Required work — Set down the records once more, please, exactly and with the pictures left out.
---
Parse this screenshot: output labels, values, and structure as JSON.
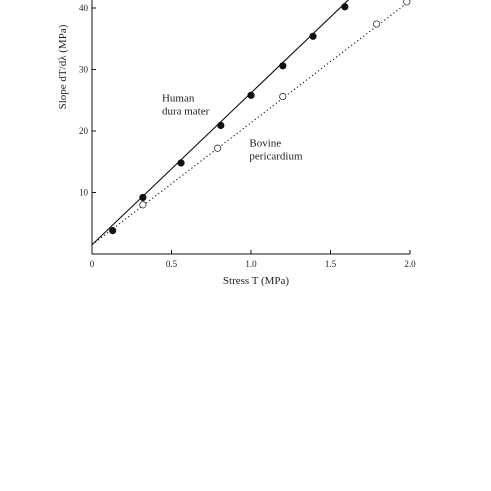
{
  "chart_data": {
    "type": "scatter",
    "xlabel": "Stress T (MPa)",
    "ylabel": "Slope dT/dλ (MPa)",
    "xlim": [
      0,
      2.0
    ],
    "ylim": [
      0,
      40
    ],
    "x_ticks": [
      "0",
      "0.5",
      "1.0",
      "1.5",
      "2.0"
    ],
    "y_ticks": [
      "10",
      "20",
      "30",
      "40"
    ],
    "grid": false,
    "series": [
      {
        "name": "Human dura mater",
        "marker": "filled-circle",
        "line_style": "solid",
        "x": [
          0.13,
          0.32,
          0.56,
          0.81,
          1.0,
          1.2,
          1.39,
          1.59
        ],
        "y": [
          3.8,
          9.2,
          14.8,
          20.9,
          25.8,
          30.6,
          35.4,
          40.2
        ],
        "fit": {
          "x": [
            0,
            1.62
          ],
          "y": [
            1.5,
            41.5
          ]
        }
      },
      {
        "name": "Bovine pericardium",
        "marker": "open-circle",
        "line_style": "dotted",
        "x": [
          0.32,
          0.79,
          1.2,
          1.79,
          1.98
        ],
        "y": [
          8.0,
          17.2,
          25.6,
          37.4,
          41.0
        ],
        "fit": {
          "x": [
            0,
            2.0
          ],
          "y": [
            1.5,
            41.2
          ]
        }
      }
    ],
    "annotations": [
      {
        "text_lines": [
          "Human",
          "dura mater"
        ],
        "x": 0.44,
        "y": 24.8
      },
      {
        "text_lines": [
          "Bovine",
          "pericardium"
        ],
        "x": 0.99,
        "y": 17.5
      }
    ]
  }
}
---
Expected answer —
Parse this screenshot: output labels, values, and structure as JSON.
{
  "chart_data": {
    "type": "scatter",
    "xlabel": "Stress T (MPa)",
    "ylabel": "Slope dT/dλ (MPa)",
    "xlim": [
      0,
      2.0
    ],
    "ylim": [
      0,
      40
    ],
    "x_ticks": [
      "0",
      "0.5",
      "1.0",
      "1.5",
      "2.0"
    ],
    "y_ticks": [
      "10",
      "20",
      "30",
      "40"
    ],
    "grid": false,
    "series": [
      {
        "name": "Human dura mater",
        "marker": "filled-circle",
        "line_style": "solid",
        "x": [
          0.13,
          0.32,
          0.56,
          0.81,
          1.0,
          1.2,
          1.39,
          1.59
        ],
        "y": [
          3.8,
          9.2,
          14.8,
          20.9,
          25.8,
          30.6,
          35.4,
          40.2
        ],
        "fit": {
          "x": [
            0,
            1.62
          ],
          "y": [
            1.5,
            41.5
          ]
        }
      },
      {
        "name": "Bovine pericardium",
        "marker": "open-circle",
        "line_style": "dotted",
        "x": [
          0.32,
          0.79,
          1.2,
          1.79,
          1.98
        ],
        "y": [
          8.0,
          17.2,
          25.6,
          37.4,
          41.0
        ],
        "fit": {
          "x": [
            0,
            2.0
          ],
          "y": [
            1.5,
            41.2
          ]
        }
      }
    ],
    "annotations": [
      {
        "text_lines": [
          "Human",
          "dura mater"
        ],
        "x": 0.44,
        "y": 24.8
      },
      {
        "text_lines": [
          "Bovine",
          "pericardium"
        ],
        "x": 0.99,
        "y": 17.5
      }
    ]
  }
}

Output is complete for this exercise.